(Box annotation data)
_ _ _ _ _
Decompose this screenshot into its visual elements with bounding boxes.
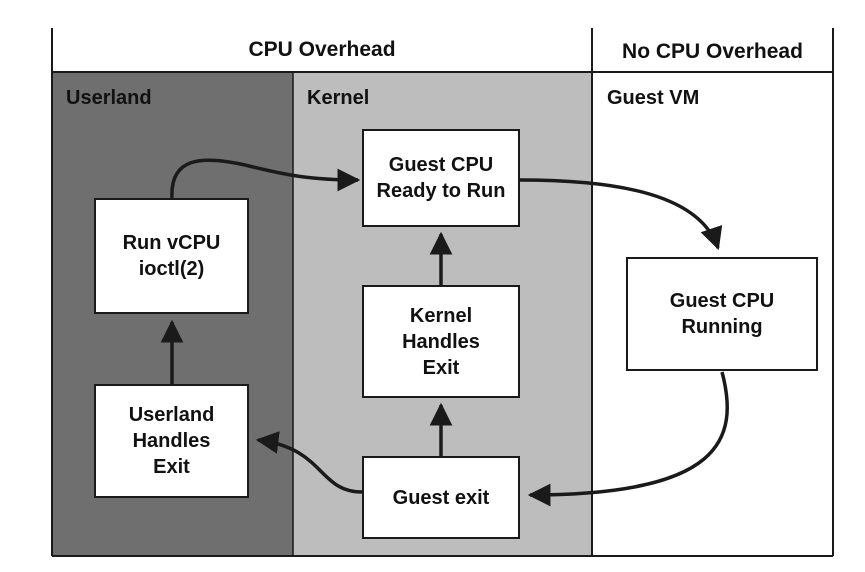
userland-handles-exit-box: Userland Handles Exit <box>94 384 249 498</box>
arrow-ready-to-running <box>519 178 723 251</box>
kernel-handles-exit-label: Kernel Handles Exit <box>402 304 480 379</box>
lane-title-guest-vm: Guest VM <box>607 87 700 109</box>
arrow-guest-exit-to-userland-handles <box>255 431 363 494</box>
userland-handles-exit-label: Userland Handles Exit <box>128 404 215 478</box>
guest-cpu-ready-label: Guest CPU Ready to Run <box>376 154 506 202</box>
guest-cpu-running-label: Guest CPU Running <box>669 290 775 338</box>
arrow-run-vcpu-to-ready <box>170 158 361 199</box>
run-vcpu-label: Run vCPU ioctl(2) <box>122 232 221 280</box>
arrow-running-to-guest-exit <box>527 371 729 507</box>
kernel-handles-exit-box: Kernel Handles Exit <box>362 285 520 398</box>
header-no-cpu-overhead: No CPU Overhead <box>622 40 803 63</box>
run-vcpu-box: Run vCPU ioctl(2) <box>94 198 249 314</box>
guest-exit-label: Guest exit <box>392 486 490 509</box>
lane-title-userland: Userland <box>66 87 152 109</box>
guest-cpu-ready-box: Guest CPU Ready to Run <box>362 129 520 227</box>
lane-title-kernel: Kernel <box>307 87 370 109</box>
guest-cpu-running-box: Guest CPU Running <box>626 257 818 371</box>
guest-exit-box: Guest exit <box>362 456 520 539</box>
header-cpu-overhead: CPU Overhead <box>248 38 396 61</box>
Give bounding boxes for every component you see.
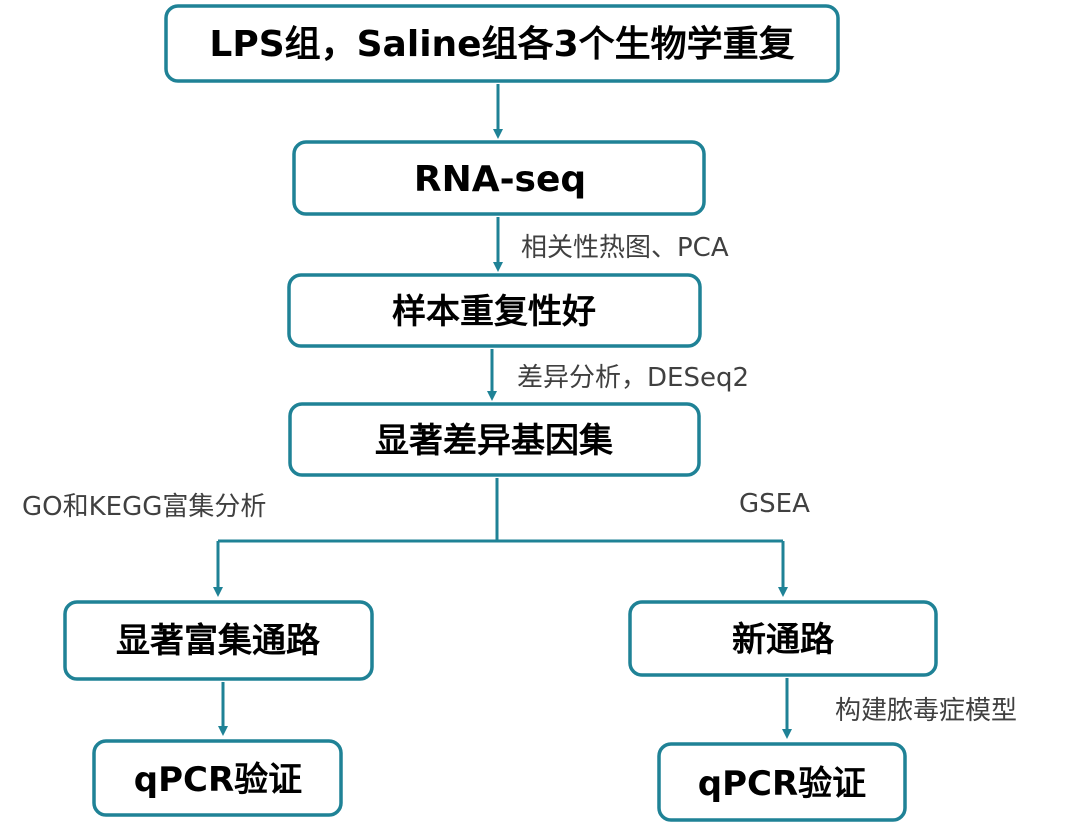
node-qpcr-left-box (92, 739, 343, 817)
node-qpcr-left-label: qPCR验证 (134, 760, 302, 800)
node-deg-set: 显著差异基因集 (288, 402, 701, 477)
node-rnaseq: RNA-seq (292, 140, 706, 216)
node-enriched-pathways-box (63, 600, 374, 681)
node-new-pathway: 新通路 (628, 600, 938, 677)
edge-label-heatmap-pca: 相关性热图、PCA (521, 233, 729, 263)
connectors (213, 84, 792, 739)
edge-label-go-kegg: GO和KEGG富集分析 (22, 492, 266, 522)
node-qpcr-right-label: qPCR验证 (698, 764, 866, 804)
node-reproducibility-box (287, 273, 702, 348)
node-reproducibility-label: 样本重复性好 (392, 292, 596, 332)
node-qpcr-right: qPCR验证 (657, 742, 907, 822)
edge-label-gsea: GSEA (739, 489, 810, 519)
node-rnaseq-label: RNA-seq (414, 159, 586, 200)
node-enriched-pathways: 显著富集通路 (63, 600, 374, 681)
node-groups: LPS组，Saline组各3个生物学重复 (164, 4, 840, 83)
node-qpcr-left: qPCR验证 (92, 739, 343, 817)
edge-label-sepsis-model: 构建脓毒症模型 (835, 696, 1017, 726)
node-groups-box (164, 4, 840, 83)
node-deg-set-label: 显著差异基因集 (375, 421, 613, 461)
node-new-pathway-label: 新通路 (732, 620, 835, 660)
edge-label-deseq2: 差异分析，DESeq2 (517, 363, 749, 393)
node-reproducibility: 样本重复性好 (287, 273, 702, 348)
node-deg-set-box (288, 402, 701, 477)
node-qpcr-right-box (657, 742, 907, 822)
node-enriched-pathways-label: 显著富集通路 (116, 621, 321, 661)
node-new-pathway-box (628, 600, 938, 677)
node-rnaseq-box (292, 140, 706, 216)
node-groups-label: LPS组，Saline组各3个生物学重复 (209, 23, 794, 65)
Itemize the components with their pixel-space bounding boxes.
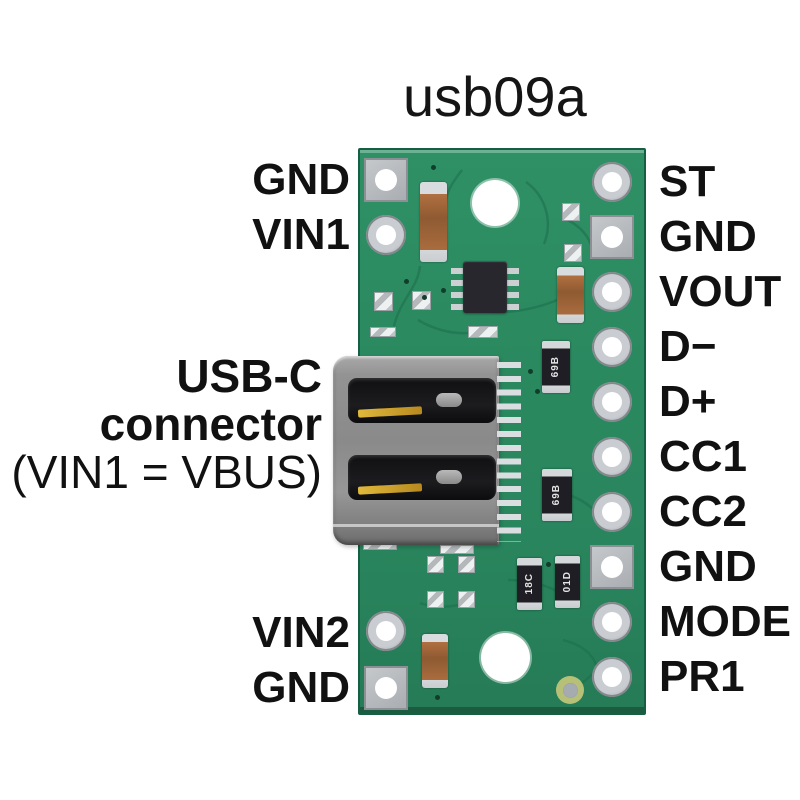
pad-mode [592, 602, 632, 642]
solder-pad [468, 326, 498, 338]
via-dot [431, 165, 436, 170]
pad-hole [602, 337, 622, 357]
resistor-marking: 69B [550, 356, 561, 378]
pad-hole [376, 225, 396, 245]
usbc-note: USB-C connector (VIN1 = VBUS) [0, 352, 322, 496]
pin-label-gnd-right-lower: GND [659, 542, 757, 591]
capacitor [420, 182, 447, 262]
usbc-smt-pins [497, 362, 521, 542]
pin-label-mode: MODE [659, 597, 791, 646]
pad-hole [601, 556, 623, 578]
usbc-note-line3: (VIN1 = VBUS) [11, 446, 322, 498]
usbc-connector [333, 356, 499, 545]
resistor-marking: 69B [551, 484, 562, 506]
pin-label-gnd-bottom-left: GND [252, 663, 350, 712]
resistor-69b-bottom: 69B [542, 469, 572, 521]
solder-pad [564, 244, 582, 262]
resistor-01d: 01D [555, 556, 580, 608]
solder-pad [427, 556, 444, 573]
pin-label-vin1: VIN1 [252, 210, 350, 259]
pad-cc2 [592, 492, 632, 532]
usbc-slot-bottom [348, 455, 496, 500]
solder-pad [458, 556, 475, 573]
pad-gnd-bottom-left [364, 666, 408, 710]
pad-hole [602, 392, 622, 412]
via-dot [528, 369, 533, 374]
pin-label-gnd-right-upper: GND [659, 212, 757, 261]
pad-hole [602, 447, 622, 467]
solder-pad [440, 545, 474, 554]
pin-label-pr1: PR1 [659, 652, 745, 701]
shell-seam [333, 524, 499, 527]
pad-vin2 [366, 611, 406, 651]
solder-pad [363, 541, 397, 550]
resistor-marking: 18C [523, 573, 535, 595]
pin-label-gnd-top-left: GND [252, 155, 350, 204]
pad-hole [601, 226, 623, 248]
pin-label-vin2: VIN2 [252, 608, 350, 657]
gold-contact [357, 406, 423, 418]
tented-via [556, 676, 584, 704]
pad-gnd-top-left [364, 158, 408, 202]
shell-stamp [436, 393, 462, 407]
via-center [562, 682, 578, 698]
via-dot [404, 279, 409, 284]
resistor-18c: 18C [517, 558, 542, 610]
solder-pad [374, 292, 393, 311]
mounting-hole-bottom [481, 633, 530, 682]
ic-legs-left [451, 268, 464, 310]
usbc-note-line1: USB-C [176, 350, 322, 402]
pin-label-cc1: CC1 [659, 432, 748, 481]
mounting-hole-top [472, 180, 518, 226]
solder-pad [562, 203, 580, 221]
solder-pad [458, 591, 475, 608]
gold-contact [357, 483, 423, 495]
solder-pad [370, 327, 396, 337]
pad-hole [602, 667, 622, 687]
via-dot [535, 389, 540, 394]
solder-pad [412, 291, 431, 310]
pad-d-plus [592, 382, 632, 422]
resistor-marking: 01D [561, 571, 573, 593]
soic8-ic [463, 261, 507, 313]
pad-hole [375, 677, 397, 699]
pin-label-d-minus: D− [659, 322, 717, 371]
pad-hole [602, 612, 622, 632]
pad-cc1 [592, 437, 632, 477]
via-dot [435, 695, 440, 700]
pad-hole [602, 502, 622, 522]
resistor-69b-top: 69B [542, 341, 570, 393]
pin-label-cc2: CC2 [659, 487, 748, 536]
via-dot [422, 295, 427, 300]
usbc-note-line2: connector [99, 398, 322, 450]
pad-hole [602, 282, 622, 302]
solder-pad [427, 591, 444, 608]
capacitor [422, 634, 448, 688]
board-title: usb09a [403, 65, 587, 128]
pad-gnd-right-lower [590, 545, 634, 589]
pad-st [592, 162, 632, 202]
via-dot [441, 288, 446, 293]
pad-hole [375, 169, 397, 191]
pad-d-minus [592, 327, 632, 367]
pad-gnd-right-upper [590, 215, 634, 259]
capacitor [557, 267, 584, 323]
shell-stamp [436, 470, 462, 484]
pin-label-vout: VOUT [659, 267, 782, 316]
via-dot [546, 562, 551, 567]
pad-vout [592, 272, 632, 312]
pad-pr1 [592, 657, 632, 697]
ic-legs-right [506, 268, 519, 310]
usbc-slot-top [348, 378, 496, 423]
pad-hole [376, 621, 396, 641]
pin-label-d-plus: D+ [659, 377, 717, 426]
pin-label-st: ST [659, 157, 716, 206]
pad-hole [602, 172, 622, 192]
pad-vin1 [366, 215, 406, 255]
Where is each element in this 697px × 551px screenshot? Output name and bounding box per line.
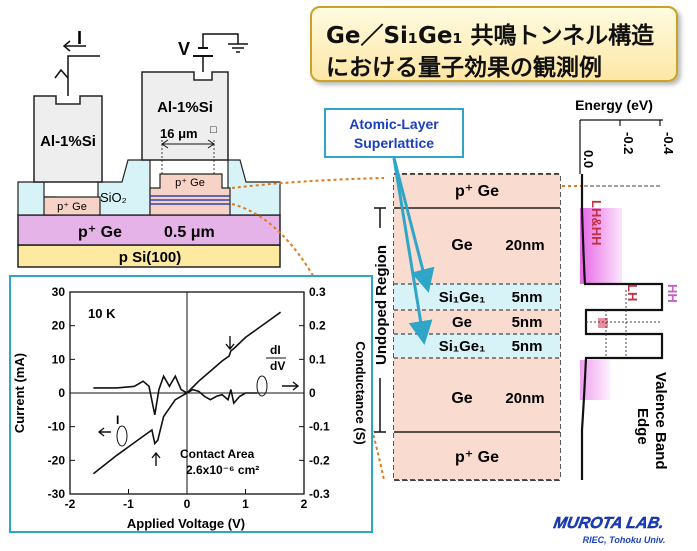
_ _ _ _ _
Task brief - Write the rows above as a JSON list of strings, one string per line. Begin at the line that contains "userland-handles-exit-box: Userland Handles" and stop after the line that contains "guest-cpu-running-label: Guest CPU".

Complete response -
[
  "userland-handles-exit-box: Userland Handles Exit <box>94 384 249 498</box>",
  "arrow-ready-to-running <box>519 178 723 251</box>",
  "kernel-handles-exit-label: Kernel Handles Exit <box>402 304 480 379</box>",
  "lane-title-guest-vm: Guest VM <box>607 87 700 109</box>",
  "arrow-guest-exit-to-userland-handles <box>255 431 363 494</box>",
  "userland-handles-exit-label: Userland Handles Exit <box>128 404 215 478</box>",
  "guest-cpu-ready-label: Guest CPU Ready to Run <box>376 154 506 202</box>",
  "guest-cpu-running-label: Guest CPU Running <box>669 290 775 338</box>"
]